* **Requirements**
Extract the complete data exactly as given.

* **Provided entries**
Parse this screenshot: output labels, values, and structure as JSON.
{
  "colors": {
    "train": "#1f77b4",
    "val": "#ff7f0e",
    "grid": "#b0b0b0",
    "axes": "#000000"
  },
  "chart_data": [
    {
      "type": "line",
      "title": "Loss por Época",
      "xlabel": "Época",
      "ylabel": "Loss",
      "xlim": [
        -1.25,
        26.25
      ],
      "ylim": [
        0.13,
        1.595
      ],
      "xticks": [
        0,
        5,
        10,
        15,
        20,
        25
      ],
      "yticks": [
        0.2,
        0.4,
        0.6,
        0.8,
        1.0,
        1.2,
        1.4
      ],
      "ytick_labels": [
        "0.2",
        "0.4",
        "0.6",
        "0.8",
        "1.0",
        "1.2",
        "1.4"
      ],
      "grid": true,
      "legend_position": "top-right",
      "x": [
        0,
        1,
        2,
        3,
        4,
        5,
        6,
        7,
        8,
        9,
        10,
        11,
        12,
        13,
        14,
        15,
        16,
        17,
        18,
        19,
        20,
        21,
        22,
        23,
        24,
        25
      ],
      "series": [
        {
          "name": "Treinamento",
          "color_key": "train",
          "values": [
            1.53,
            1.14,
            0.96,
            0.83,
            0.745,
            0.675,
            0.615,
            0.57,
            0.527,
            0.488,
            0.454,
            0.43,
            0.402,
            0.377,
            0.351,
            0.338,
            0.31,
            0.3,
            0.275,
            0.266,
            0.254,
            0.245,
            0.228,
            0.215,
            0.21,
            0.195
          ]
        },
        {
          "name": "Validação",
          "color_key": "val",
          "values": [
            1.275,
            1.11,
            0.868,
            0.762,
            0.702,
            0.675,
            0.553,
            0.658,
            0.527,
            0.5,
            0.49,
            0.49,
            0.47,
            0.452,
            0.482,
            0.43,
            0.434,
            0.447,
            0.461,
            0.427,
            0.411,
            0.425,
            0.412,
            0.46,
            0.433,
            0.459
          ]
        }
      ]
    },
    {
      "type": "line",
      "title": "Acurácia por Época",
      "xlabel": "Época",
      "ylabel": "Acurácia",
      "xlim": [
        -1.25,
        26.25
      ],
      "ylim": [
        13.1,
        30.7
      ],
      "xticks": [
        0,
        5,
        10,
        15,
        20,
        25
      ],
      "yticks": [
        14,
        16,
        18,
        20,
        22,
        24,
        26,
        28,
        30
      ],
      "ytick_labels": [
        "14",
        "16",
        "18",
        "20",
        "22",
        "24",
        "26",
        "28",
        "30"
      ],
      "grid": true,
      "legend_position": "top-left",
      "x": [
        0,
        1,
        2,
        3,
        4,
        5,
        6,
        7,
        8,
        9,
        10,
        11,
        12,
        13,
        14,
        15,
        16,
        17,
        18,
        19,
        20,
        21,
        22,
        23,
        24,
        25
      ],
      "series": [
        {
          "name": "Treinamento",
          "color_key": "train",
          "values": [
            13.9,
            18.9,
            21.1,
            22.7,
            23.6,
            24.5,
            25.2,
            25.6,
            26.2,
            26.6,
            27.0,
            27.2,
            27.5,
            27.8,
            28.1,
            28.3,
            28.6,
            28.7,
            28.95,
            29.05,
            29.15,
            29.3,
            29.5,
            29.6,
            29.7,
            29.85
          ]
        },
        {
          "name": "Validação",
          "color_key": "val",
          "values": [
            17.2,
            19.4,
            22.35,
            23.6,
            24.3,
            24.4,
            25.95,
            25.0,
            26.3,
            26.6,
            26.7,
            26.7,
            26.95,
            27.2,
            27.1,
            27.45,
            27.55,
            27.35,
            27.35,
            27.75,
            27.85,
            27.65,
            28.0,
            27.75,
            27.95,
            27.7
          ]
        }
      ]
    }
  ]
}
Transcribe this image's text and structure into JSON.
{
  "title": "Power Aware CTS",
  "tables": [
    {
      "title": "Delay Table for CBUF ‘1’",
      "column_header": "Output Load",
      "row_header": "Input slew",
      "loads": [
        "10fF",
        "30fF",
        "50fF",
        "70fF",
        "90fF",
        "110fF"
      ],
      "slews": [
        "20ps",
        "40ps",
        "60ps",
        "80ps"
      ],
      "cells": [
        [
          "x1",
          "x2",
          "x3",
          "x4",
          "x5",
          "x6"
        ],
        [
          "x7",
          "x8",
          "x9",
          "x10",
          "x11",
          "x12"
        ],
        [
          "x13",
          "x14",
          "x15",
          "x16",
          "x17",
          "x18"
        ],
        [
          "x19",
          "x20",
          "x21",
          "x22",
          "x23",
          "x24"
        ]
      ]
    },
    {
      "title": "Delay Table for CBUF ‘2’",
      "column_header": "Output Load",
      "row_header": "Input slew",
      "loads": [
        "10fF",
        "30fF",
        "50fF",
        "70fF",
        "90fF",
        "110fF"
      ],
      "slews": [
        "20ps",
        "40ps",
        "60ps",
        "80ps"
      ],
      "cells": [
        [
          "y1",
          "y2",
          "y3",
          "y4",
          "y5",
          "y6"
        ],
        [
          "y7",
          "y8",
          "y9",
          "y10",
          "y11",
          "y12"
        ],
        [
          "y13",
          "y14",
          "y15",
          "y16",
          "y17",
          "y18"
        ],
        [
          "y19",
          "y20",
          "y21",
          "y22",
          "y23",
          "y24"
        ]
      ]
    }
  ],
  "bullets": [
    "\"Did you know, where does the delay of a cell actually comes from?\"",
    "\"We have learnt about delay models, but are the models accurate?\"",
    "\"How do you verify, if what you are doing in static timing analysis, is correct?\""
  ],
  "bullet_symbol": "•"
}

* **Reply**
Parse this screenshot: output labels, values, and structure as JSON.
{
  "colors": {
    "train": "#1f77b4",
    "val": "#ff7f0e",
    "grid": "#b0b0b0",
    "axes": "#000000"
  },
  "chart_data": [
    {
      "type": "line",
      "title": "Loss por Época",
      "xlabel": "Época",
      "ylabel": "Loss",
      "xlim": [
        -1.25,
        26.25
      ],
      "ylim": [
        0.13,
        1.595
      ],
      "xticks": [
        0,
        5,
        10,
        15,
        20,
        25
      ],
      "yticks": [
        0.2,
        0.4,
        0.6,
        0.8,
        1.0,
        1.2,
        1.4
      ],
      "ytick_labels": [
        "0.2",
        "0.4",
        "0.6",
        "0.8",
        "1.0",
        "1.2",
        "1.4"
      ],
      "grid": true,
      "legend_position": "top-right",
      "x": [
        0,
        1,
        2,
        3,
        4,
        5,
        6,
        7,
        8,
        9,
        10,
        11,
        12,
        13,
        14,
        15,
        16,
        17,
        18,
        19,
        20,
        21,
        22,
        23,
        24,
        25
      ],
      "series": [
        {
          "name": "Treinamento",
          "color_key": "train",
          "values": [
            1.53,
            1.14,
            0.96,
            0.83,
            0.745,
            0.675,
            0.615,
            0.57,
            0.527,
            0.488,
            0.454,
            0.43,
            0.402,
            0.377,
            0.351,
            0.338,
            0.31,
            0.3,
            0.275,
            0.266,
            0.254,
            0.245,
            0.228,
            0.215,
            0.21,
            0.195
          ]
        },
        {
          "name": "Validação",
          "color_key": "val",
          "values": [
            1.275,
            1.11,
            0.868,
            0.762,
            0.702,
            0.675,
            0.553,
            0.658,
            0.527,
            0.5,
            0.49,
            0.49,
            0.47,
            0.452,
            0.482,
            0.43,
            0.434,
            0.447,
            0.461,
            0.427,
            0.411,
            0.425,
            0.412,
            0.46,
            0.433,
            0.459
          ]
        }
      ]
    },
    {
      "type": "line",
      "title": "Acurácia por Época",
      "xlabel": "Época",
      "ylabel": "Acurácia",
      "xlim": [
        -1.25,
        26.25
      ],
      "ylim": [
        13.1,
        30.7
      ],
      "xticks": [
        0,
        5,
        10,
        15,
        20,
        25
      ],
      "yticks": [
        14,
        16,
        18,
        20,
        22,
        24,
        26,
        28,
        30
      ],
      "ytick_labels": [
        "14",
        "16",
        "18",
        "20",
        "22",
        "24",
        "26",
        "28",
        "30"
      ],
      "grid": true,
      "legend_position": "top-left",
      "x": [
        0,
        1,
        2,
        3,
        4,
        5,
        6,
        7,
        8,
        9,
        10,
        11,
        12,
        13,
        14,
        15,
        16,
        17,
        18,
        19,
        20,
        21,
        22,
        23,
        24,
        25
      ],
      "series": [
        {
          "name": "Treinamento",
          "color_key": "train",
          "values": [
            13.9,
            18.9,
            21.1,
            22.7,
            23.6,
            24.5,
            25.2,
            25.6,
            26.2,
            26.6,
            27.0,
            27.2,
            27.5,
            27.8,
            28.1,
            28.3,
            28.6,
            28.7,
            28.95,
            29.05,
            29.15,
            29.3,
            29.5,
            29.6,
            29.7,
            29.85
          ]
        },
        {
          "name": "Validação",
          "color_key": "val",
          "values": [
            17.2,
            19.4,
            22.35,
            23.6,
            24.3,
            24.4,
            25.95,
            25.0,
            26.3,
            26.6,
            26.7,
            26.7,
            26.95,
            27.2,
            27.1,
            27.45,
            27.55,
            27.35,
            27.35,
            27.75,
            27.85,
            27.65,
            28.0,
            27.75,
            27.95,
            27.7
          ]
        }
      ]
    }
  ]
}
Transcribe this image's text and structure into JSON.
{
  "title": "Power Aware CTS",
  "tables": [
    {
      "title": "Delay Table for CBUF ‘1’",
      "column_header": "Output Load",
      "row_header": "Input slew",
      "loads": [
        "10fF",
        "30fF",
        "50fF",
        "70fF",
        "90fF",
        "110fF"
      ],
      "slews": [
        "20ps",
        "40ps",
        "60ps",
        "80ps"
      ],
      "cells": [
        [
          "x1",
          "x2",
          "x3",
          "x4",
          "x5",
          "x6"
        ],
        [
          "x7",
          "x8",
          "x9",
          "x10",
          "x11",
          "x12"
        ],
        [
          "x13",
          "x14",
          "x15",
          "x16",
          "x17",
          "x18"
        ],
        [
          "x19",
          "x20",
          "x21",
          "x22",
          "x23",
          "x24"
        ]
      ]
    },
    {
      "title": "Delay Table for CBUF ‘2’",
      "column_header": "Output Load",
      "row_header": "Input slew",
      "loads": [
        "10fF",
        "30fF",
        "50fF",
        "70fF",
        "90fF",
        "110fF"
      ],
      "slews": [
        "20ps",
        "40ps",
        "60ps",
        "80ps"
      ],
      "cells": [
        [
          "y1",
          "y2",
          "y3",
          "y4",
          "y5",
          "y6"
        ],
        [
          "y7",
          "y8",
          "y9",
          "y10",
          "y11",
          "y12"
        ],
        [
          "y13",
          "y14",
          "y15",
          "y16",
          "y17",
          "y18"
        ],
        [
          "y19",
          "y20",
          "y21",
          "y22",
          "y23",
          "y24"
        ]
      ]
    }
  ],
  "bullets": [
    "\"Did you know, where does the delay of a cell actually comes from?\"",
    "\"We have learnt about delay models, but are the models accurate?\"",
    "\"How do you verify, if what you are doing in static timing analysis, is correct?\""
  ],
  "bullet_symbol": "•"
}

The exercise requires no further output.